CONSIGNE 1:
Recopiez à l'identique, parmi les entrées, la partie qui s'ouvre sur la ligne contenant « - paragraph: В » et se clôt sur la ligne contenant « - paragraph: - появлении новых бизнес-возможностей », ces deux lignes incluses.

PAGE:

Le calendrier des opérations souligne que le contrôle a duré presque 2 mois et a donné lieu au rapport d’enquête 7 mois plus tard. Les griefs ont été notifiés 8 mois après pour une audience organisée ensuite dans les 3 mois. Au total la procédure a donc duré environ 20 mois.
L’AFA a bien pris en considération les observations à son rapport d’enquête de l’entité contrôlée et a été amenée à réduire le nombre de manquements initialement reprochés.
Par mimétisme avec les moyens de défense soulevés devant les juridictions répressives, le conseil de l’entité concernée avait mis en question la régularité de cette nouvelle procédure et sollicité la nullité de la saisine de la commission des sanctions. Et il est vrai que les pratiques dénoncées ne pouvaient que heurter la fibre du défenseur (détournement de procédure, demandes et investigations hors du champ de compétence des agents de l’AFA, non établissement de procès-verbaux des auditions …).
La commission a estimé ne pas avoir compétence pour apprécier un éventuel détournement de la procédure AFA par ses agents, auxquels il était reproché d’avoir en réalité investigué au profit de procédures annexes aux dépens de leur mission de simple contrôle. Cette question est donc renvoyée aux juridictions concernées se rapportant à des procédures pénales, fiscales ou de concurrence.
Elle semble également estimer que si des demandes de communication de l’AFA excèdent son champ de compétence (temporel et/ou matériel), il appartient alors à l’entité concernée d’en refuser la communication quitte à devoir s’en expliquer devant le juge du délit d’entrave, auquel il appartiendra de statuer sur la licéité du refus de produire les documents ou de fournir les informations sollicitées par l’AFA.

ENTRÉES AFFICHÉES:

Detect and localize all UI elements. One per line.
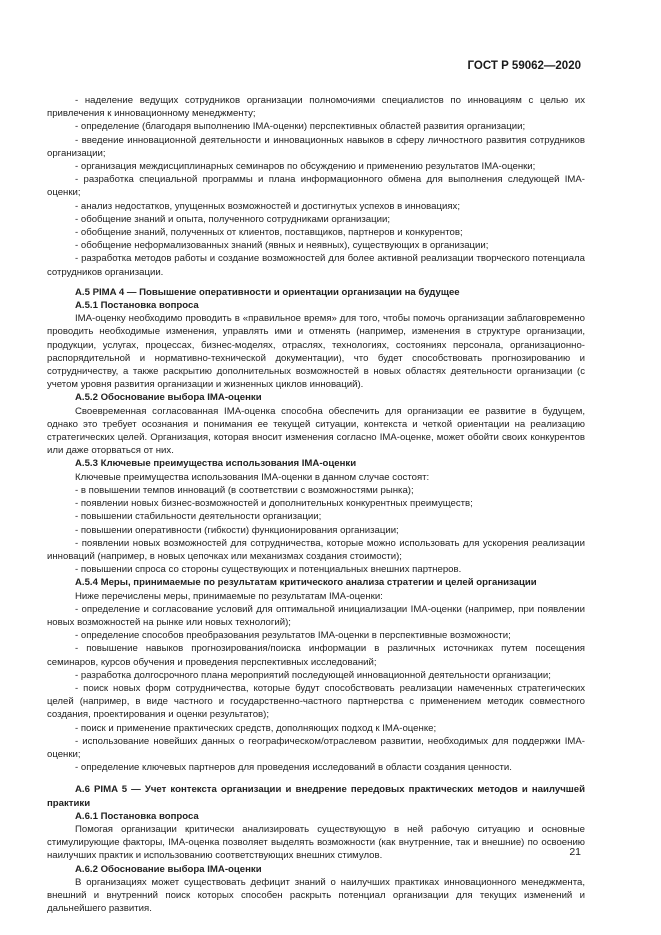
- paragraph: В организациях может существовать дефицит знаний о наилучших практиках инновационного менеджмента, внешний и внутренний поиск которых способен раскрыть потенциал организации для текущих изменений и дальнейшего развития.: [47, 876, 585, 915]
- paragraph: Ниже перечислены меры, принимаемые по результатам IMA-оценки:: [75, 590, 383, 602]
- paragraph: - разработка специальной программы и плана информационного обмена для выполнения следующей IMA-оценки;: [47, 174, 585, 199]
- paragraph: Ключевые преимущества использования IMA-оценки в данном случае состоят:: [75, 471, 430, 483]
- section-heading: А.5.1 Постановка вопроса: [75, 300, 199, 312]
- paragraph: - разработка долгосрочного плана мероприятий последующей инновационной деятельности организации;: [75, 669, 551, 681]
- paragraph: - наделение ведущих сотрудников организации полномочиями специалистов по инновациям с целью их привлечения к инновационному менеджменту;: [47, 95, 585, 120]
- paragraph: Помогая организации критически анализировать существующую в ней рабочую ситуацию и основные стимулирующие факторы, IMA-оценка позволяет выделять возможности (как внутренние, так и внешние) по освоению наилучших практик и использованию соответствующих внешних стимулов.: [47, 823, 585, 862]
- paragraph: - использование новейших данных о географическом/отраслевом развитии, необходимых для поддержки IMA-оценки;: [47, 735, 585, 760]
- paragraph: - повышении оперативности (гибкости) функционирования организации;: [75, 524, 399, 536]
- paragraph: - в повышении темпов инноваций (в соответствии с возможностями рынка);: [75, 484, 414, 496]
- paragraph: - повышении спроса со стороны существующих и потенциальных внешних партнеров.: [75, 564, 462, 576]
- paragraph: - разработка методов работы и создание возможностей для более активной реализации творческого потенциала сотрудников организации.: [47, 253, 585, 278]
- section-heading: А.5.3 Ключевые преимущества использования IMA-оценки: [75, 458, 357, 470]
- section-heading: А.5 PIMA 4 — Повышение оперативности и ориентации организации на будущее: [75, 286, 460, 298]
- paragraph: - появлении новых бизнес-возможностей и дополнительных конкурентных преимуществ;: [75, 498, 473, 510]
- paragraph: - обобщение неформализованных знаний (явных и неявных), существующих в организации;: [75, 240, 489, 252]
- section-heading: А.5.2 Обоснование выбора IMA-оценки: [75, 392, 262, 404]
- section-heading: А.5.4 Меры, принимаемые по результатам критического анализа стратегии и целей организации: [75, 577, 537, 589]
- paragraph: - определение способов преобразования результатов IMA-оценки в перспективные возможности;: [75, 630, 511, 642]
- paragraph: - определение и согласование условий для оптимальной инициализации IMA-оценки (например, при появлении новых возможностей на рынке или новых технологий);: [47, 603, 585, 628]
- document-body: [47, 94, 585, 915]
- standard-designation: ГОСТ Р 59062—2020: [467, 60, 581, 72]
- paragraph: - организация междисциплинарных семинаров по обсуждению и применению результатов IMA-оценки;: [75, 161, 536, 173]
- paragraph: - поиск новых форм сотрудничества, которые будут способствовать реализации намеченных стратегических целей (например, в виде частного и государственно-частного партнерства с применением методик совместного создания, проектирования и оценки результатов);: [47, 682, 585, 721]
- paragraph: - определение ключевых партнеров для проведения исследований в области создания ценности.: [75, 762, 512, 774]
- paragraph: - поиск и применение практических средств, дополняющих подход к IMA-оценке;: [75, 722, 437, 734]
- paragraph: - обобщение знаний, полученных от клиентов, поставщиков, партнеров и конкурентов;: [75, 227, 463, 239]
- paragraph: - анализ недостатков, упущенных возможностей и достигнутых успехов в инновациях;: [75, 200, 461, 212]
- paragraph: - повышение навыков прогнозирования/поиска информации в различных источниках путем посещения семинаров, курсов обучения и проведения перспективных исследований;: [47, 643, 585, 668]
- paragraph: Своевременная согласованная IMA-оценка способна обеспечить для организации ее развитие в будущем, однако это требует осознания и понимания ее текущей ситуации, контекста и четкой ориентации на реализацию стратегических целей. Организация, которая вносит изменения согласно IMA-оценке, может обойти своих конкурентов или даже оторваться от них.: [47, 405, 585, 457]
- paragraph: - определение (благодаря выполнению IMA-оценки) перспективных областей развития организации;: [75, 121, 526, 133]
- page-number: 21: [569, 846, 581, 858]
- section-heading: А.6.1 Постановка вопроса: [75, 810, 199, 822]
- paragraph: - повышении стабильности деятельности организации;: [75, 511, 322, 523]
- paragraph: IMA-оценку необходимо проводить в «правильное время» для того, чтобы помочь организации заблаговременно проводить необходимые изменения, управлять ими и отменять (например, изменения в структуре организации, продукции, услугах, процессах, бизнес-моделях, отраслях, технологиях, состояниях персонала, организационно-распорядительной и нормативно-технической документации), что будет способствовать прогнозированию и сотрудничеству, а также раскрытию дополнительных возможностей в новых областях деятельности организации (с учетом уровня развития организации и жизненных циклов инноваций).: [47, 313, 585, 391]
- paragraph: - появлении новых возможностей для сотрудничества, которые можно использовать для ускорения реализации инноваций (например, в новых цепочках или механизмах создания стоимости);: [47, 537, 585, 562]
- section-heading: А.6.2 Обоснование выбора IMA-оценки: [75, 863, 262, 875]
- paragraph: - обобщение знаний и опыта, полученного сотрудниками организации;: [75, 213, 391, 225]
- section-heading: А.6 PIMA 5 — Учет контекста организации и внедрение передовых практических методов и наилучшей практики: [47, 784, 585, 809]
- paragraph: - введение инновационной деятельности и инновационных навыков в сферу личностного развития сотрудников организации;: [47, 134, 585, 159]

CONSIGNE 2:
Reproduisez fidèlement le passage de la page consacrée à la procédure de sanction de l'AFA qui commence par les mots « Par mimétisme avec » et s'achève sur les mots « ou de concurrence. ».

RÉPONSE COMPLÈTE 1:
- paragraph: В организациях может существовать дефицит знаний о наилучших практиках инновационного менеджмента, внешний и внутренний поиск которых способен раскрыть потенциал организации для текущих изменений и дальнейшего развития.: [47, 876, 585, 915]
- paragraph: Ниже перечислены меры, принимаемые по результатам IMA-оценки:: [75, 590, 383, 602]
- paragraph: - разработка специальной программы и плана информационного обмена для выполнения следующей IMA-оценки;: [47, 174, 585, 199]
- paragraph: Ключевые преимущества использования IMA-оценки в данном случае состоят:: [75, 471, 430, 483]
- section-heading: А.5.1 Постановка вопроса: [75, 300, 199, 312]
- paragraph: - разработка долгосрочного плана мероприятий последующей инновационной деятельности организации;: [75, 669, 551, 681]
- paragraph: - наделение ведущих сотрудников организации полномочиями специалистов по инновациям с целью их привлечения к инновационному менеджменту;: [47, 95, 585, 120]
- paragraph: Помогая организации критически анализировать существующую в ней рабочую ситуацию и основные стимулирующие факторы, IMA-оценка позволяет выделять возможности (как внутренние, так и внешние) по освоению наилучших практик и использованию соответствующих внешних стимулов.: [47, 823, 585, 862]
- paragraph: - использование новейших данных о географическом/отраслевом развитии, необходимых для поддержки IMA-оценки;: [47, 735, 585, 760]
- paragraph: - повышении оперативности (гибкости) функционирования организации;: [75, 524, 399, 536]
- paragraph: - в повышении темпов инноваций (в соответствии с возможностями рынка);: [75, 484, 414, 496]
- paragraph: - повышении спроса со стороны существующих и потенциальных внешних партнеров.: [75, 564, 462, 576]
- paragraph: - разработка методов работы и создание возможностей для более активной реализации творческого потенциала сотрудников организации.: [47, 253, 585, 278]
- section-heading: А.5.3 Ключевые преимущества использования IMA-оценки: [75, 458, 357, 470]
- section-heading: А.5 PIMA 4 — Повышение оперативности и ориентации организации на будущее: [75, 286, 460, 298]
- paragraph: - появлении новых бизнес-возможностей и дополнительных конкурентных преимуществ;: [75, 498, 473, 510]

RÉPONSE COMPLÈTE 2:
Par mimétisme avec les moyens de défense soulevés devant les juridictions répressives, le conseil de l’entité concernée avait mis en question la régularité de cette nouvelle procédure et sollicité la nullité de la saisine de la commission des sanctions. Et il est vrai que les pratiques dénoncées ne pouvaient que heurter la fibre du défenseur (détournement de procédure, demandes et investigations hors du champ de compétence des agents de l’AFA, non établissement de procès-verbaux des auditions …).
La commission a estimé ne pas avoir compétence pour apprécier un éventuel détournement de la procédure AFA par ses agents, auxquels il était reproché d’avoir en réalité investigué au profit de procédures annexes aux dépens de leur mission de simple contrôle. Cette question est donc renvoyée aux juridictions concernées se rapportant à des procédures pénales, fiscales ou de concurrence.